Reading passage |
After resting for 5 minutes, the meat will be perfect; it will have reached the internal temperature of 155°F/ 68°C, and it will be juicy and delicious. At this point, the pork is medium and only slightly pink.
If you can’t stand the idea of any pink in your pork, cook the meat until the internal temperature reaches 155°F/ 68°C. After resting for 5 minutes, the temperature will rise to 160°/ 70°C. There will be no trace of pink anymore, but the meat will still be moist, and the pork will be well-done.
The best way to avoid overcooking is to use a digital meat thermometer (the Amazon affiliate link opens in a new tab).
📋Recipe ingredients
- Pork:
- You will need the pork tenderloin, not the pork loin. There is often a bit of confusion regarding these two cuts of meat, but they are different.
- The pork tenderloin is a boneless, long, narrow fillet cut from the muscle that runs alongside the backbone of the animal. It is the leanest part of the pork.

Source material |
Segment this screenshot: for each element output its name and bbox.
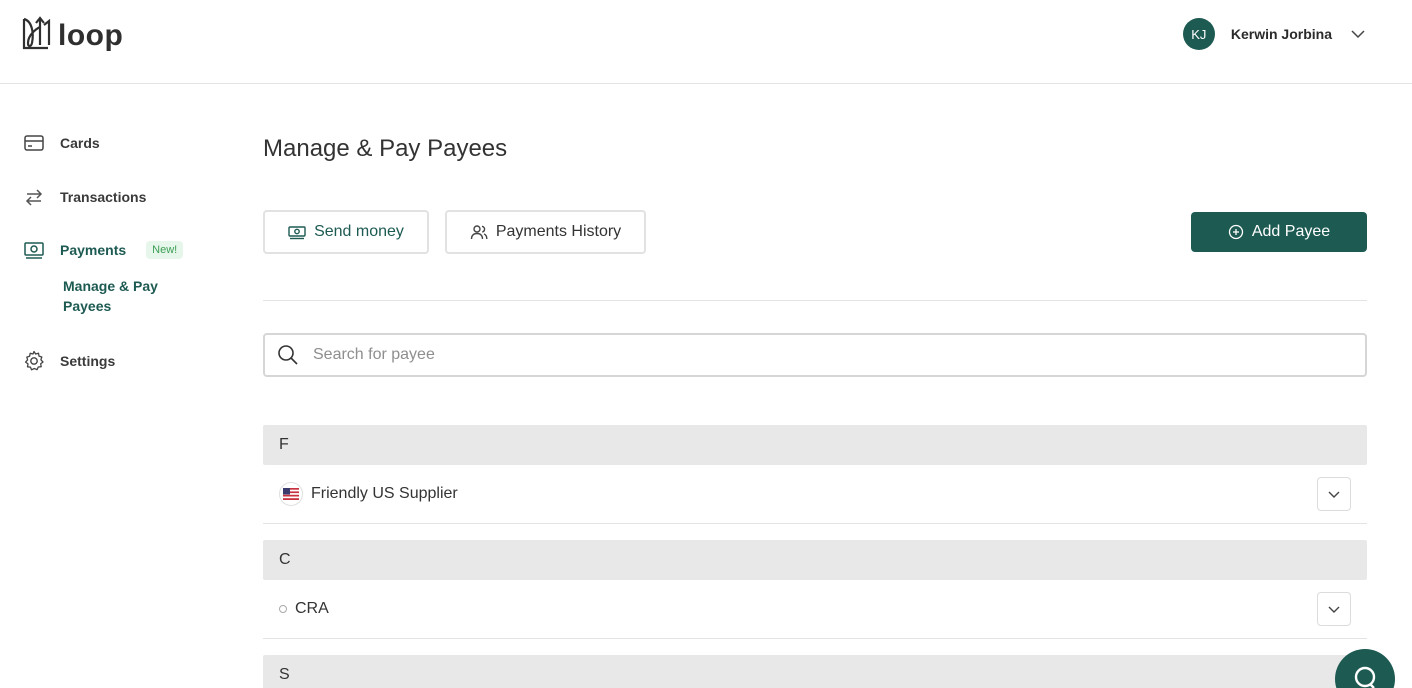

--

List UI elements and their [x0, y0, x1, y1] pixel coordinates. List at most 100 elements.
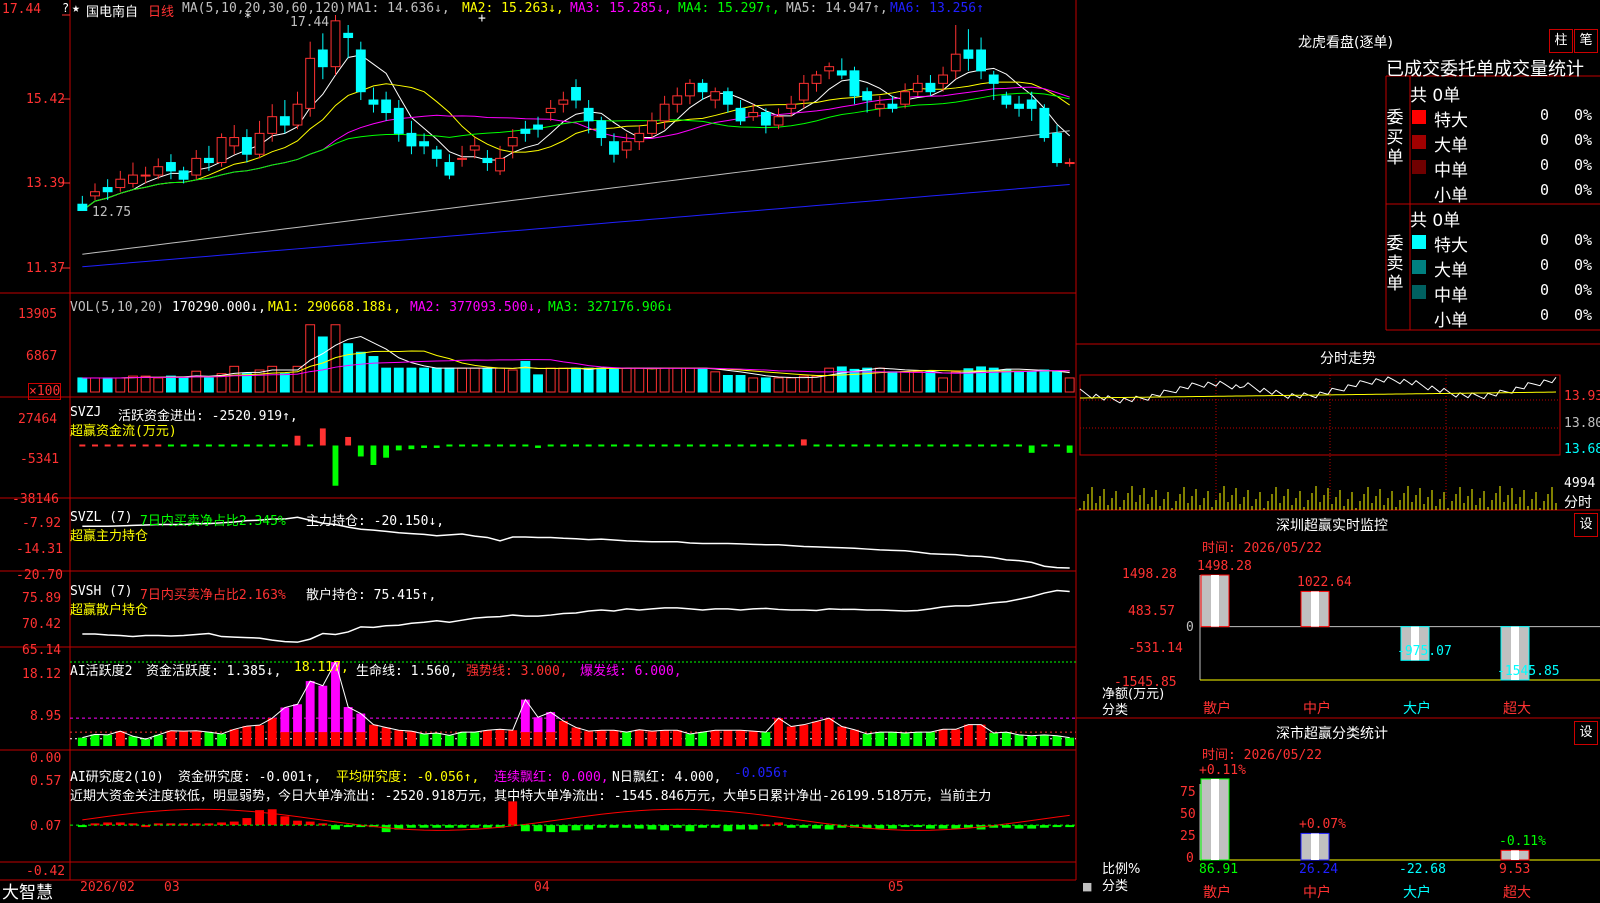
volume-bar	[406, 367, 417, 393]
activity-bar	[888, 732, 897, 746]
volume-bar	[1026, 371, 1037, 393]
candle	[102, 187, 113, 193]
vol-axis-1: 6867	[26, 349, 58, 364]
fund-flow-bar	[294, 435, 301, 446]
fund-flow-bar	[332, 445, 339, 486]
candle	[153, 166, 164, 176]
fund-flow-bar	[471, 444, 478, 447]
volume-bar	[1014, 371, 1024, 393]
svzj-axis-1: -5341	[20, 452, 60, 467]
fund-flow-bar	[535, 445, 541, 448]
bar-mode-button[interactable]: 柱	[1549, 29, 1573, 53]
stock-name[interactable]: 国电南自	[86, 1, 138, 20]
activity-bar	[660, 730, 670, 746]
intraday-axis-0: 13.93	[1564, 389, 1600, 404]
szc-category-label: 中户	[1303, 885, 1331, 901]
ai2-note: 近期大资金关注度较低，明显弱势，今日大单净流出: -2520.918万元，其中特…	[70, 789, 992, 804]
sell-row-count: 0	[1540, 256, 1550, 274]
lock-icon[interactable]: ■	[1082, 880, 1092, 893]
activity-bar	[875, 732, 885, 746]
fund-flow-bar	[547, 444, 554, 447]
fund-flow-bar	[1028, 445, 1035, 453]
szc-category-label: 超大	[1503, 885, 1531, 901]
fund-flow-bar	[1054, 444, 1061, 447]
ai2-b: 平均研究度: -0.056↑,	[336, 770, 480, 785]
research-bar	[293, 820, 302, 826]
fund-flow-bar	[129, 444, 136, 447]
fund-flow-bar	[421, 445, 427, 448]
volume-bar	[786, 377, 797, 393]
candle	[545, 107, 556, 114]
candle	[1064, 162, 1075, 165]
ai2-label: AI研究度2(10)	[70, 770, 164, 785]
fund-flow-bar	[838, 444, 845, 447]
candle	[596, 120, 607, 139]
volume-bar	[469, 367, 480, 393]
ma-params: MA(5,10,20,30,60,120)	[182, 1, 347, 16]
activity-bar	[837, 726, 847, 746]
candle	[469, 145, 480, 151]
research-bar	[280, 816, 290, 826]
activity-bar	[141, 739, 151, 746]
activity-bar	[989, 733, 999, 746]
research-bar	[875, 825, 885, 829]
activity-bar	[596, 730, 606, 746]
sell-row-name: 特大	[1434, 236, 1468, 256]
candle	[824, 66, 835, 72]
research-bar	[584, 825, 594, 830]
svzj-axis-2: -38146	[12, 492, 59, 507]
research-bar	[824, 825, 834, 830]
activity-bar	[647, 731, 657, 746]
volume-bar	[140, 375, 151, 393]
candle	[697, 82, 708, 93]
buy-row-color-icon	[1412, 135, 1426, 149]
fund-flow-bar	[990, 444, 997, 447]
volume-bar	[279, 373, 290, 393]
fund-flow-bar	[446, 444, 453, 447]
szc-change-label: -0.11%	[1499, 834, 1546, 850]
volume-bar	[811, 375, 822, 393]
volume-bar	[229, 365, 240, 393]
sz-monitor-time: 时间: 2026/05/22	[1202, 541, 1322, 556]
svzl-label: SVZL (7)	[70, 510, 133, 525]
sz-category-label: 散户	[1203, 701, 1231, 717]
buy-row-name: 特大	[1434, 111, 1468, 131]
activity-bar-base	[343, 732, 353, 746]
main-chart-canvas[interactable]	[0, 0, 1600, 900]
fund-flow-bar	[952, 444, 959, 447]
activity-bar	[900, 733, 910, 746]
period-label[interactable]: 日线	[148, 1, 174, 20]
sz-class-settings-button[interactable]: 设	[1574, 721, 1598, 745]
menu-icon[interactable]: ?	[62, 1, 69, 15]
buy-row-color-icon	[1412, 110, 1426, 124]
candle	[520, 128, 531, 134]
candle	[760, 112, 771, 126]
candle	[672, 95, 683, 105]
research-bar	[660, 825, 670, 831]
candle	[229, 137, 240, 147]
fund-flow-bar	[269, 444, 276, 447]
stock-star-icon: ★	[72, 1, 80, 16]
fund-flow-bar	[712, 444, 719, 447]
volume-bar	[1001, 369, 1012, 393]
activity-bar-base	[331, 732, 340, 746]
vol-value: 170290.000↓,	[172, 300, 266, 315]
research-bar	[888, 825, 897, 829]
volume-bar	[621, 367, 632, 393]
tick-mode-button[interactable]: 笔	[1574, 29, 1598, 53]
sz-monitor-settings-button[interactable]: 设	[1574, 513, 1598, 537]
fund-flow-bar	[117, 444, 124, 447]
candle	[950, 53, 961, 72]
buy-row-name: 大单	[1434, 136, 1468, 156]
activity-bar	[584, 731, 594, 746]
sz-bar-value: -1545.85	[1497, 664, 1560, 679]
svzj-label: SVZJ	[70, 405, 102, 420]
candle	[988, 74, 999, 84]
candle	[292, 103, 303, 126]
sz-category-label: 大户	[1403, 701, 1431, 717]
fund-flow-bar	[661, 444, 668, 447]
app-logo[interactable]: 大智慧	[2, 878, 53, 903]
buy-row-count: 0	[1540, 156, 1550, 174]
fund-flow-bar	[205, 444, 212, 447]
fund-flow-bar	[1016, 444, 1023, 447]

Exercises |
(1) Please put the listing lines starting at the one containing "List UI elements" and ending at the one containing "541, 1322, 556]", both included, into a JSON list of strings with one string per line, skipping blank lines and leaving out the pictures.
(2) Write what comes next in the pork tenderloin passage, picking up after its last sentence.
The pork tenderloin passage and the listing are unrelated material.

Results for each task |
(1)
[
  "List UI elements and their [x0, y0, x1, y1] pixel coordinates. List at most 100 elements.",
  "volume-bar\t[406, 367, 417, 393]",
  "activity-bar\t[888, 732, 897, 746]",
  "volume-bar\t[1026, 371, 1037, 393]",
  "candle\t[102, 187, 113, 193]",
  "vol-axis-1: 6867\t[26, 349, 58, 364]",
  "fund-flow-bar\t[294, 435, 301, 446]",
  "fund-flow-bar\t[332, 445, 339, 486]",
  "candle\t[153, 166, 164, 176]",
  "fund-flow-bar\t[471, 444, 478, 447]",
  "volume-bar\t[1014, 371, 1024, 393]",
  "svzj-axis-1: -5341\t[20, 452, 60, 467]",
  "fund-flow-bar\t[535, 445, 541, 448]",
  "bar-mode-button[interactable]: 柱\t[1549, 29, 1573, 53]",
  "stock-name[interactable]: 国电南自\t[86, 1, 138, 20]",
  "activity-bar\t[660, 730, 670, 746]",
  "intraday-axis-0: 13.93\t[1564, 389, 1600, 404]",
  "szc-category-label: 中户\t[1303, 885, 1331, 901]",
  "ai2-note: 近期大资金关注度较低，明显弱势，今日大单净流出: -2520.918万元，其中特…\t[70, 789, 992, 804]",
  "sell-row-count: 0\t[1540, 256, 1550, 274]",
  "lock-icon[interactable]: ■\t[1082, 880, 1092, 893]",
  "activity-bar\t[875, 732, 885, 746]",
  "fund-flow-bar\t[547, 444, 554, 447]",
  "fund-flow-bar\t[1028, 445, 1035, 453]",
  "szc-category-label: 超大\t[1503, 885, 1531, 901]",
  "fund-flow-bar\t[1054, 444, 1061, 447]",
  "ai2-b: 平均研究度: -0.056↑,\t[336, 770, 480, 785]",
  "research-bar\t[293, 820, 302, 826]",
  "fund-flow-bar\t[129, 444, 136, 447]",
  "fund-flow-bar\t[421, 445, 427, 448]",
  "volume-bar\t[786, 377, 797, 393]",
  "candle\t[545, 107, 556, 114]",
  "candle\t[1064, 162, 1075, 165]",
  "ai2-label: AI研究度2(10)\t[70, 770, 164, 785]",
  "fund-flow-bar\t[838, 444, 845, 447]",
  "candle\t[596, 120, 607, 139]",
  "volume-bar\t[469, 367, 480, 393]",
  "ma-params: MA(5,10,20,30,60,120)\t[182, 1, 347, 16]",
  "activity-bar\t[837, 726, 847, 746]",
  "candle\t[469, 145, 480, 151]",
  "research-bar\t[280, 816, 290, 826]",
  "activity-bar\t[141, 739, 151, 746]",
  "activity-bar\t[989, 733, 999, 746]",
  "research-bar\t[875, 825, 885, 829]",
  "activity-bar\t[596, 730, 606, 746]",
  "sell-row-name: 特大\t[1434, 236, 1468, 256]",
  "candle\t[824, 66, 835, 72]",
  "research-bar\t[584, 825, 594, 830]",
  "svzj-axis-2: -38146\t[12, 492, 59, 507]",
  "research-bar\t[824, 825, 834, 830]",
  "activity-bar\t[647, 731, 657, 746]",
  "volume-bar\t[140, 375, 151, 393]",
  "candle\t[697, 82, 708, 93]",
  "buy-row-color-icon\t[1412, 135, 1426, 149]",
  "fund-flow-bar\t[990, 444, 997, 447]",
  "volume-bar\t[279, 373, 290, 393]",
  "fund-flow-bar\t[446, 444, 453, 447]",
  "szc-change-label: -0.11%\t[1499, 834, 1546, 850]",
  "volume-bar\t[811, 375, 822, 393]",
  "volume-bar\t[229, 365, 240, 393]",
  "sz-monitor-time: 时间: 2026/05/22\t[1202, 541, 1322, 556]"
]

(2)
- The pork loin is also lean but much larger. It comes from the animal’s back. You can buy bone-in or boneless pork loin. If you are looking for a recipe using this cut of meat, check out the Spicy Pork Roast Recipe or make Slow Cooker Pork and Sauerkraut.
- Apricot jam:
- You will need about ¼ cup of apricot preserves with no chunks in them. However, if you have a chunky sort, no worries; blend the jam until smooth.
- Peach jam is a good alternative. For a different flavor, try the recipe with orange marmalade.
- Make the Apricot Jam Cookies and the Apricot Jam Cake if you have an opened jar of jam.
- Spices: fine sea salt, ground black pepper, red pepper flakes, and dried thyme.
- Vinegar: 1 tablespoon of apple cider vinegar or something similar to balance the sweetness of the preserves.
- Olive oil for searing the meat in the skillet.
See the recipe card for full information on ingredients and quantities.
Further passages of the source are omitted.